## begin Records for the task

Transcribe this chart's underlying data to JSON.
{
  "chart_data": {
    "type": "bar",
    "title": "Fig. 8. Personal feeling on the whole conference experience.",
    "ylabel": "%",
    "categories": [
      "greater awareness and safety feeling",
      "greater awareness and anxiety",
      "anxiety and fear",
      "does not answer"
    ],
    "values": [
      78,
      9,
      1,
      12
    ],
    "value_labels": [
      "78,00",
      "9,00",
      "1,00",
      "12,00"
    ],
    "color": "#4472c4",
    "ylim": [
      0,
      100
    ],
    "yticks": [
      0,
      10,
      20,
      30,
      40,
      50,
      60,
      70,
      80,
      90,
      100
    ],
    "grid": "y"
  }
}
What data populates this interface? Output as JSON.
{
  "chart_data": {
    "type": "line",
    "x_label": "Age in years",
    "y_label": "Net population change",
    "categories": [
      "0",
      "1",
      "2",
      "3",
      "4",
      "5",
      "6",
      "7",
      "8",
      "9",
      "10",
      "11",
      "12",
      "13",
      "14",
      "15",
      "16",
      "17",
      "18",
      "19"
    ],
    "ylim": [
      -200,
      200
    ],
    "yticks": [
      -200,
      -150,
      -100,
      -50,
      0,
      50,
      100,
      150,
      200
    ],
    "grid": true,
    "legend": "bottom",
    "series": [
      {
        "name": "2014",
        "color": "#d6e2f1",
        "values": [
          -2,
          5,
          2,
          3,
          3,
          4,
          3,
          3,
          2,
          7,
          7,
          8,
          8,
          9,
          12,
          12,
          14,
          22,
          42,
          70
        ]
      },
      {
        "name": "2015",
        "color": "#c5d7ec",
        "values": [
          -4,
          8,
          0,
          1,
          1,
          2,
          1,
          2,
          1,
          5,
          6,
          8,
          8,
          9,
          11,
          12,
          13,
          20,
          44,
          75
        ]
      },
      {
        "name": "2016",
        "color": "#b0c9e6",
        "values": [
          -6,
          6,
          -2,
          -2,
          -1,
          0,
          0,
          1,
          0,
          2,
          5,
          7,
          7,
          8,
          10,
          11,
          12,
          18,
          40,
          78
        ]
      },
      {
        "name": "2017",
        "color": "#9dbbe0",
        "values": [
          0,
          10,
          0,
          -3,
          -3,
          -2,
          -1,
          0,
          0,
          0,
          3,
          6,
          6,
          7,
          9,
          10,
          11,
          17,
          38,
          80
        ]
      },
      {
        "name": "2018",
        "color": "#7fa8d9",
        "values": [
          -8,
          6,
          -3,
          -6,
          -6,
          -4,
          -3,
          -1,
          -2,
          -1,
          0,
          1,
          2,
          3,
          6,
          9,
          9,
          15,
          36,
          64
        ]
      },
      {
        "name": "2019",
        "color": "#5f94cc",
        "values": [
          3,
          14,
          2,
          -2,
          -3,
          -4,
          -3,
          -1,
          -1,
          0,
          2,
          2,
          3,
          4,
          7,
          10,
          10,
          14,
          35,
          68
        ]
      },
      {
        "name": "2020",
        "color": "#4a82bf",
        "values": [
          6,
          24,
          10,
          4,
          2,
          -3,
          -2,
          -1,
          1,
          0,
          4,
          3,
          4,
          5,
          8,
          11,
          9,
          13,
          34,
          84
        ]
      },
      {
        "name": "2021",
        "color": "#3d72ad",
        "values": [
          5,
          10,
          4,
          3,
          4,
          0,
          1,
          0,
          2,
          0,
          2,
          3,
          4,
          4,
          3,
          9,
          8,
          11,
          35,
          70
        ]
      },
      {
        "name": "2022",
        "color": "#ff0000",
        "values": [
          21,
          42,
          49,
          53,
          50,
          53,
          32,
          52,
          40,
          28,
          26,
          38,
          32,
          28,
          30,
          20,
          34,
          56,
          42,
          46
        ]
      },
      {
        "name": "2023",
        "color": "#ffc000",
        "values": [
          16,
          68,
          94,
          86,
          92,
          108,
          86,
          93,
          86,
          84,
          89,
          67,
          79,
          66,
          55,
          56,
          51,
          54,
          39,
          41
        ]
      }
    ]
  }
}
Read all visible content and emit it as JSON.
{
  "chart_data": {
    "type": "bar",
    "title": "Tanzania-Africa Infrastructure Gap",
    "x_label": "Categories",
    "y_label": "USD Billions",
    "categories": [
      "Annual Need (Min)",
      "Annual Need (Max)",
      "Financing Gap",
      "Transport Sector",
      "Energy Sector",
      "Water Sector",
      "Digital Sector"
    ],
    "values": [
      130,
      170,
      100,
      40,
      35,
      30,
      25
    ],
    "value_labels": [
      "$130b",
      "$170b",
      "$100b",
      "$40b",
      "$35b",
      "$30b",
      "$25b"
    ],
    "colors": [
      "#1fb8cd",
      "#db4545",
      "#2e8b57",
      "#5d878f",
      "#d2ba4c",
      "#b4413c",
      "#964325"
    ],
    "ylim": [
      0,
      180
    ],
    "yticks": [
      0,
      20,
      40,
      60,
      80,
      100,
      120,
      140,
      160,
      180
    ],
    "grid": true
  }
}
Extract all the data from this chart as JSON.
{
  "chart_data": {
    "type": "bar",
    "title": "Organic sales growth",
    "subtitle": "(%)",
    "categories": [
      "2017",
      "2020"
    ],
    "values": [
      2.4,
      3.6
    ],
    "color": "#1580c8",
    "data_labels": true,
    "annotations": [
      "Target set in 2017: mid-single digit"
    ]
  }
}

## end Records for the task

Challenge: Please repeat the listing above in full and exactly.

Finished answer:
Transcribe this chart's underlying data to JSON.
{
  "chart_data": {
    "type": "bar",
    "title": "Fig. 8. Personal feeling on the whole conference experience.",
    "ylabel": "%",
    "categories": [
      "greater awareness and safety feeling",
      "greater awareness and anxiety",
      "anxiety and fear",
      "does not answer"
    ],
    "values": [
      78,
      9,
      1,
      12
    ],
    "value_labels": [
      "78,00",
      "9,00",
      "1,00",
      "12,00"
    ],
    "color": "#4472c4",
    "ylim": [
      0,
      100
    ],
    "yticks": [
      0,
      10,
      20,
      30,
      40,
      50,
      60,
      70,
      80,
      90,
      100
    ],
    "grid": "y"
  }
}
What data populates this interface? Output as JSON.
{
  "chart_data": {
    "type": "line",
    "x_label": "Age in years",
    "y_label": "Net population change",
    "categories": [
      "0",
      "1",
      "2",
      "3",
      "4",
      "5",
      "6",
      "7",
      "8",
      "9",
      "10",
      "11",
      "12",
      "13",
      "14",
      "15",
      "16",
      "17",
      "18",
      "19"
    ],
    "ylim": [
      -200,
      200
    ],
    "yticks": [
      -200,
      -150,
      -100,
      -50,
      0,
      50,
      100,
      150,
      200
    ],
    "grid": true,
    "legend": "bottom",
    "series": [
      {
        "name": "2014",
        "color": "#d6e2f1",
        "values": [
          -2,
          5,
          2,
          3,
          3,
          4,
          3,
          3,
          2,
          7,
          7,
          8,
          8,
          9,
          12,
          12,
          14,
          22,
          42,
          70
        ]
      },
      {
        "name": "2015",
        "color": "#c5d7ec",
        "values": [
          -4,
          8,
          0,
          1,
          1,
          2,
          1,
          2,
          1,
          5,
          6,
          8,
          8,
          9,
          11,
          12,
          13,
          20,
          44,
          75
        ]
      },
      {
        "name": "2016",
        "color": "#b0c9e6",
        "values": [
          -6,
          6,
          -2,
          -2,
          -1,
          0,
          0,
          1,
          0,
          2,
          5,
          7,
          7,
          8,
          10,
          11,
          12,
          18,
          40,
          78
        ]
      },
      {
        "name": "2017",
        "color": "#9dbbe0",
        "values": [
          0,
          10,
          0,
          -3,
          -3,
          -2,
          -1,
          0,
          0,
          0,
          3,
          6,
          6,
          7,
          9,
          10,
          11,
          17,
          38,
          80
        ]
      },
      {
        "name": "2018",
        "color": "#7fa8d9",
        "values": [
          -8,
          6,
          -3,
          -6,
          -6,
          -4,
          -3,
          -1,
          -2,
          -1,
          0,
          1,
          2,
          3,
          6,
          9,
          9,
          15,
          36,
          64
        ]
      },
      {
        "name": "2019",
        "color": "#5f94cc",
        "values": [
          3,
          14,
          2,
          -2,
          -3,
          -4,
          -3,
          -1,
          -1,
          0,
          2,
          2,
          3,
          4,
          7,
          10,
          10,
          14,
          35,
          68
        ]
      },
      {
        "name": "2020",
        "color": "#4a82bf",
        "values": [
          6,
          24,
          10,
          4,
          2,
          -3,
          -2,
          -1,
          1,
          0,
          4,
          3,
          4,
          5,
          8,
          11,
          9,
          13,
          34,
          84
        ]
      },
      {
        "name": "2021",
        "color": "#3d72ad",
        "values": [
          5,
          10,
          4,
          3,
          4,
          0,
          1,
          0,
          2,
          0,
          2,
          3,
          4,
          4,
          3,
          9,
          8,
          11,
          35,
          70
        ]
      },
      {
        "name": "2022",
        "color": "#ff0000",
        "values": [
          21,
          42,
          49,
          53,
          50,
          53,
          32,
          52,
          40,
          28,
          26,
          38,
          32,
          28,
          30,
          20,
          34,
          56,
          42,
          46
        ]
      },
      {
        "name": "2023",
        "color": "#ffc000",
        "values": [
          16,
          68,
          94,
          86,
          92,
          108,
          86,
          93,
          86,
          84,
          89,
          67,
          79,
          66,
          55,
          56,
          51,
          54,
          39,
          41
        ]
      }
    ]
  }
}
Read all visible content and emit it as JSON.
{
  "chart_data": {
    "type": "bar",
    "title": "Tanzania-Africa Infrastructure Gap",
    "x_label": "Categories",
    "y_label": "USD Billions",
    "categories": [
      "Annual Need (Min)",
      "Annual Need (Max)",
      "Financing Gap",
      "Transport Sector",
      "Energy Sector",
      "Water Sector",
      "Digital Sector"
    ],
    "values": [
      130,
      170,
      100,
      40,
      35,
      30,
      25
    ],
    "value_labels": [
      "$130b",
      "$170b",
      "$100b",
      "$40b",
      "$35b",
      "$30b",
      "$25b"
    ],
    "colors": [
      "#1fb8cd",
      "#db4545",
      "#2e8b57",
      "#5d878f",
      "#d2ba4c",
      "#b4413c",
      "#964325"
    ],
    "ylim": [
      0,
      180
    ],
    "yticks": [
      0,
      20,
      40,
      60,
      80,
      100,
      120,
      140,
      160,
      180
    ],
    "grid": true
  }
}
Extract all the data from this chart as JSON.
{
  "chart_data": {
    "type": "bar",
    "title": "Organic sales growth",
    "subtitle": "(%)",
    "categories": [
      "2017",
      "2020"
    ],
    "values": [
      2.4,
      3.6
    ],
    "color": "#1580c8",
    "data_labels": true,
    "annotations": [
      "Target set in 2017: mid-single digit"
    ]
  }
}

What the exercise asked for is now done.